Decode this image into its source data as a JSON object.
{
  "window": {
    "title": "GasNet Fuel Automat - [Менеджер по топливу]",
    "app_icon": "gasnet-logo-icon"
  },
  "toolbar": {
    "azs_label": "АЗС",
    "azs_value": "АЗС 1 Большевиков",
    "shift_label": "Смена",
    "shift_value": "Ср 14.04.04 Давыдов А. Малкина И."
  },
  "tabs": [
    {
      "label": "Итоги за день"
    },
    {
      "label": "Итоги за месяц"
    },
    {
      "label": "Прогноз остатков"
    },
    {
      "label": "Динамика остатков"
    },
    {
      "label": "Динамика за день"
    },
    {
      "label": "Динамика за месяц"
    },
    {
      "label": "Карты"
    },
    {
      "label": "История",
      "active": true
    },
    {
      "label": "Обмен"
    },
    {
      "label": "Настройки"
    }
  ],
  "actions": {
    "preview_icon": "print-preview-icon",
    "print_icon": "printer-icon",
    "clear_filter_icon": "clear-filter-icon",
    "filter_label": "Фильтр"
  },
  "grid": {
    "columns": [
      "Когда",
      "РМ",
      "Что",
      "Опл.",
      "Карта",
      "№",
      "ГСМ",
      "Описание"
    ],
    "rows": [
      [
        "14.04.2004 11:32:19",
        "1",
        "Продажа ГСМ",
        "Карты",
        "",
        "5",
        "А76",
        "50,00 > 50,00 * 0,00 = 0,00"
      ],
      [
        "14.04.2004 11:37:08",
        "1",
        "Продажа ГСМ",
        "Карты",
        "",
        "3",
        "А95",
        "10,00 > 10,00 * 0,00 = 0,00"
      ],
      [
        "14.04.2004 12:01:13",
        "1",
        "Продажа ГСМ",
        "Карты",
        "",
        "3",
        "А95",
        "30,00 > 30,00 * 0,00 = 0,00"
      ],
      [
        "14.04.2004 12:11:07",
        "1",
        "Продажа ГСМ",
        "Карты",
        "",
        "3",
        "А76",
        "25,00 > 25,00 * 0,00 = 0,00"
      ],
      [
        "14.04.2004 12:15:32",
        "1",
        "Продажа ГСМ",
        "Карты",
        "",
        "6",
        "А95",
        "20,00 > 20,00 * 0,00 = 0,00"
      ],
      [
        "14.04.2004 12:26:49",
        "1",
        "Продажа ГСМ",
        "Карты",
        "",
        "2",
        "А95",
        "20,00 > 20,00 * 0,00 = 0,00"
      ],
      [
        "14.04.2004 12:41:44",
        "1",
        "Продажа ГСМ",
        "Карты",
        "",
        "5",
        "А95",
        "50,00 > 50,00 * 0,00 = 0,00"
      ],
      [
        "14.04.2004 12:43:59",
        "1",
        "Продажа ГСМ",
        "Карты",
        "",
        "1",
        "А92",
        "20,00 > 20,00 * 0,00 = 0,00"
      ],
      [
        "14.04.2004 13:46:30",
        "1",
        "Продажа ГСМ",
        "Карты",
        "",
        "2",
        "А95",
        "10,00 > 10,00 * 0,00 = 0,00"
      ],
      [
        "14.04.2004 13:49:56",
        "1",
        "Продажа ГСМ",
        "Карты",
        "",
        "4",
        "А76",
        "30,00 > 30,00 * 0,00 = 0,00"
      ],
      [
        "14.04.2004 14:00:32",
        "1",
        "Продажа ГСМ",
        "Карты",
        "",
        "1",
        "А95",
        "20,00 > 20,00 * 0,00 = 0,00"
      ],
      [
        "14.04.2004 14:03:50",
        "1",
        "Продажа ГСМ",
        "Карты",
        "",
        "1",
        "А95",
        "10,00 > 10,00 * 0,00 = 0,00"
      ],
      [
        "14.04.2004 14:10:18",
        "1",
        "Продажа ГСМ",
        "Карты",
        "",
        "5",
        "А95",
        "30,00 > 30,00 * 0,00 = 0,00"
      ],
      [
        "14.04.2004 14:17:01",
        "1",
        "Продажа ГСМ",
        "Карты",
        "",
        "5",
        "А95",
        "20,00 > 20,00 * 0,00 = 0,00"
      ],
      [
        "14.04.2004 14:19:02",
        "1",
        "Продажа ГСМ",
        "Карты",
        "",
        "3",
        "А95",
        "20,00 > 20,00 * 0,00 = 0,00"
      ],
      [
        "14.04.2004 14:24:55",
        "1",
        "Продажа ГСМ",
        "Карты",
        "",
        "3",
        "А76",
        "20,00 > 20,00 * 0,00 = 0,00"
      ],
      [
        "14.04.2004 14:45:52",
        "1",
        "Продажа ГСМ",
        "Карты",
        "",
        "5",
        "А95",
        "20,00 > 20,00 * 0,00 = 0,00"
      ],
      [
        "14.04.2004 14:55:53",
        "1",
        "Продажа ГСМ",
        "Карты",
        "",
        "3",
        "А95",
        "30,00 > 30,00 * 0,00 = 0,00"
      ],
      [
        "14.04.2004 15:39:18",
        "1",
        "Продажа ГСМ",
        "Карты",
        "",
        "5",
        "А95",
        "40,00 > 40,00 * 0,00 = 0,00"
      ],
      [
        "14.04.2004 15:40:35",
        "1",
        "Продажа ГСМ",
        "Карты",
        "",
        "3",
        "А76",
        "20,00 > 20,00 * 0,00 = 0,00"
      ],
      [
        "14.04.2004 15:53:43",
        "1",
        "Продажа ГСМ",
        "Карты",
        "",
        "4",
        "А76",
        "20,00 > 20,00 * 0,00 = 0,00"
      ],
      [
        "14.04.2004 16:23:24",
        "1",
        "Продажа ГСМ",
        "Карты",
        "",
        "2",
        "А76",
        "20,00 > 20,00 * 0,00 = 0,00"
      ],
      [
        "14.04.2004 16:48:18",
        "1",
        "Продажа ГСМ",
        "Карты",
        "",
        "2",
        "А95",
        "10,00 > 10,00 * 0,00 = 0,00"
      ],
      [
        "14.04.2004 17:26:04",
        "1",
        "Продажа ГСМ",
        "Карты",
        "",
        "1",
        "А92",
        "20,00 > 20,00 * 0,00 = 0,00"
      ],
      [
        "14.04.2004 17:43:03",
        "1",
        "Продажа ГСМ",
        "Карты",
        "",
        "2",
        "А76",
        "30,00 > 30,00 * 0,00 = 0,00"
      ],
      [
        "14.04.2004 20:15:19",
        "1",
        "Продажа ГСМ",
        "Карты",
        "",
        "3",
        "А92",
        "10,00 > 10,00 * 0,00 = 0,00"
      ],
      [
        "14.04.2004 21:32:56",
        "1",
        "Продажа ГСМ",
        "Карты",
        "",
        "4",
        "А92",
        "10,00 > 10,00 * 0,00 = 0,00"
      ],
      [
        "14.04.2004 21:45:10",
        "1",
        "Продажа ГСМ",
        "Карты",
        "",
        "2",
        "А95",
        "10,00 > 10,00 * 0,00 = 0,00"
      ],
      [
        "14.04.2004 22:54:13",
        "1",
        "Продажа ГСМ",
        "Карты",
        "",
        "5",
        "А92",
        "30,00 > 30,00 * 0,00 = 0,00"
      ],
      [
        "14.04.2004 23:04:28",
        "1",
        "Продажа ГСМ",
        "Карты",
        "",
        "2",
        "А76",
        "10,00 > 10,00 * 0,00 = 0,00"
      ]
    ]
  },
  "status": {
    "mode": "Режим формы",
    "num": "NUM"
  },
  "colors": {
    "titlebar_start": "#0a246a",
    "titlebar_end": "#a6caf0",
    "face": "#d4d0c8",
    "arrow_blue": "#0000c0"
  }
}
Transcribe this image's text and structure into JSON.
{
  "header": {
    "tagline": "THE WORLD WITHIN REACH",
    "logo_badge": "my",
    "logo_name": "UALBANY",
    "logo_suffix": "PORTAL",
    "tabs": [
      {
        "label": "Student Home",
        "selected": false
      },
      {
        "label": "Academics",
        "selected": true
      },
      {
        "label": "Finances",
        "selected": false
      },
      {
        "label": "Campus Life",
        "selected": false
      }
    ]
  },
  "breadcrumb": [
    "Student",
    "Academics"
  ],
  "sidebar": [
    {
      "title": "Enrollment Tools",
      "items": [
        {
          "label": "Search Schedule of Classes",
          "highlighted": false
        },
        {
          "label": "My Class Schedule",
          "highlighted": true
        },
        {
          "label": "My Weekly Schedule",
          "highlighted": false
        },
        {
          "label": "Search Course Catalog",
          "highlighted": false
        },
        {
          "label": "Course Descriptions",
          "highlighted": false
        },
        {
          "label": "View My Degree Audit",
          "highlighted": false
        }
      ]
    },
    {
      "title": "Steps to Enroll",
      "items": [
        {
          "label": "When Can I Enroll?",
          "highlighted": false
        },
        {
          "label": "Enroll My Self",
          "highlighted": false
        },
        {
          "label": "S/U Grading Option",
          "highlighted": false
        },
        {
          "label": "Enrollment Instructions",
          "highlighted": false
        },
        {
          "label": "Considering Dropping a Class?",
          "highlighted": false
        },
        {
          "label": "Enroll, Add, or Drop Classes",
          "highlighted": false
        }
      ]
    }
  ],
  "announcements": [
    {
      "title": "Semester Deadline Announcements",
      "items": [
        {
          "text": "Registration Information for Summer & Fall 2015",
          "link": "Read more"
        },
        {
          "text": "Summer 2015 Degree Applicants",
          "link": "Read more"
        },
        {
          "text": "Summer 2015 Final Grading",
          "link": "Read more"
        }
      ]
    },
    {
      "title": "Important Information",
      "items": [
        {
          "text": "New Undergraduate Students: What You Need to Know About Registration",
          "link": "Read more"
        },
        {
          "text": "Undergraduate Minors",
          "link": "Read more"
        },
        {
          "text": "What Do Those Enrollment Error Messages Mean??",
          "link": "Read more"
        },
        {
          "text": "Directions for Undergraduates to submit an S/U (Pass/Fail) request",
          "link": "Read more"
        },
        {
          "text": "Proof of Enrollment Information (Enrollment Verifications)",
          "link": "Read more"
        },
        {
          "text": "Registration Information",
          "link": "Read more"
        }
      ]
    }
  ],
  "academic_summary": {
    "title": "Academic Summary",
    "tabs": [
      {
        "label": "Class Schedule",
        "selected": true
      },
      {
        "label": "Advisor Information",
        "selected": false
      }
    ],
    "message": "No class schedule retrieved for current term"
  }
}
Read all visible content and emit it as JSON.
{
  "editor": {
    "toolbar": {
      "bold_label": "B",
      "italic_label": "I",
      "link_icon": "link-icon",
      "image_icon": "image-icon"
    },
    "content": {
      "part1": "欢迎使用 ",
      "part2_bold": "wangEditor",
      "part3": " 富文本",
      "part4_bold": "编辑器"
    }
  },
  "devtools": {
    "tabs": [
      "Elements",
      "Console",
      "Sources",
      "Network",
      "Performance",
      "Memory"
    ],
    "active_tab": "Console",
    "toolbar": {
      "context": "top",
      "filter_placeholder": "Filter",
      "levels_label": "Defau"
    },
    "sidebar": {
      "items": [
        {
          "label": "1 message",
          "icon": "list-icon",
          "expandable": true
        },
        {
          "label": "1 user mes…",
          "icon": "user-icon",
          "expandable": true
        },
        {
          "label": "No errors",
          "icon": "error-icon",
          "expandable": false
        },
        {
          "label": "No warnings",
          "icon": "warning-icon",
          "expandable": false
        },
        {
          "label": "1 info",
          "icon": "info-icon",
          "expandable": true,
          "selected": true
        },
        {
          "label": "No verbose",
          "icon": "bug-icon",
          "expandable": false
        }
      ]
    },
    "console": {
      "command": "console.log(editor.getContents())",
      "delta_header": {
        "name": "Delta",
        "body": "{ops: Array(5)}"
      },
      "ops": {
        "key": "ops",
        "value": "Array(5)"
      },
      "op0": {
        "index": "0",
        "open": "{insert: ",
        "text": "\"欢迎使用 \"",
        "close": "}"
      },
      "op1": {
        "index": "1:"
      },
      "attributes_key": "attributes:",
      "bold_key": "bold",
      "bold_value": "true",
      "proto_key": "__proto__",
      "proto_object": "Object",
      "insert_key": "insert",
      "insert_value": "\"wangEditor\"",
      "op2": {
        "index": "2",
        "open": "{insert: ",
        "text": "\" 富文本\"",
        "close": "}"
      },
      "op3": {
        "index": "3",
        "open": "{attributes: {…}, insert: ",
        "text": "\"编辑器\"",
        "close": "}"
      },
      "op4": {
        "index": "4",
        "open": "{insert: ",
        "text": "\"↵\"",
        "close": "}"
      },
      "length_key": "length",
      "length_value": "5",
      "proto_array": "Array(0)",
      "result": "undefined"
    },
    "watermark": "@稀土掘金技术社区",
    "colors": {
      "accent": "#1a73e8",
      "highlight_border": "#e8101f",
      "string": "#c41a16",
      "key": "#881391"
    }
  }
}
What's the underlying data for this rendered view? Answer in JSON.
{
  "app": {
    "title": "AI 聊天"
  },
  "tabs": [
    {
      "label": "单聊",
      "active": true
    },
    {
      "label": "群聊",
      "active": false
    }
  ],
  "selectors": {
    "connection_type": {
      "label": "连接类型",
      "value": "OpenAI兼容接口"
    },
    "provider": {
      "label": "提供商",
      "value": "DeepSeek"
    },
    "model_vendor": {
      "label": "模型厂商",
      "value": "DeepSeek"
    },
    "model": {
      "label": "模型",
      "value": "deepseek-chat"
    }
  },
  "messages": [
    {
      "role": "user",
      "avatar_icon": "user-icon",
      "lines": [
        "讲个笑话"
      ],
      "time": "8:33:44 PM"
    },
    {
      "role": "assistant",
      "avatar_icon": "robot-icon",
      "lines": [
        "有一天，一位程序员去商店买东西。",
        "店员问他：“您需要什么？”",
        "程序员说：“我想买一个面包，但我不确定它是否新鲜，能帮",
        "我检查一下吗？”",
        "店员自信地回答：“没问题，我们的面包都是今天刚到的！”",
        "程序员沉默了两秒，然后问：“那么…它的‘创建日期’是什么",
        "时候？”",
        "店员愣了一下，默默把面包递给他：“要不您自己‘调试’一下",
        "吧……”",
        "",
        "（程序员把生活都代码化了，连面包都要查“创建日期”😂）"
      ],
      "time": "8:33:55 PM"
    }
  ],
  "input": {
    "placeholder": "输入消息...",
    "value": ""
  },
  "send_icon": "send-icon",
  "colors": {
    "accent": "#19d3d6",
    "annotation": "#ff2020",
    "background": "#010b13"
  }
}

########

What is needed: Find the lines containing "остатков" and list every one of them.

The completed task:
      "label": "Прогноз остатков"
      "label": "Динамика остатков"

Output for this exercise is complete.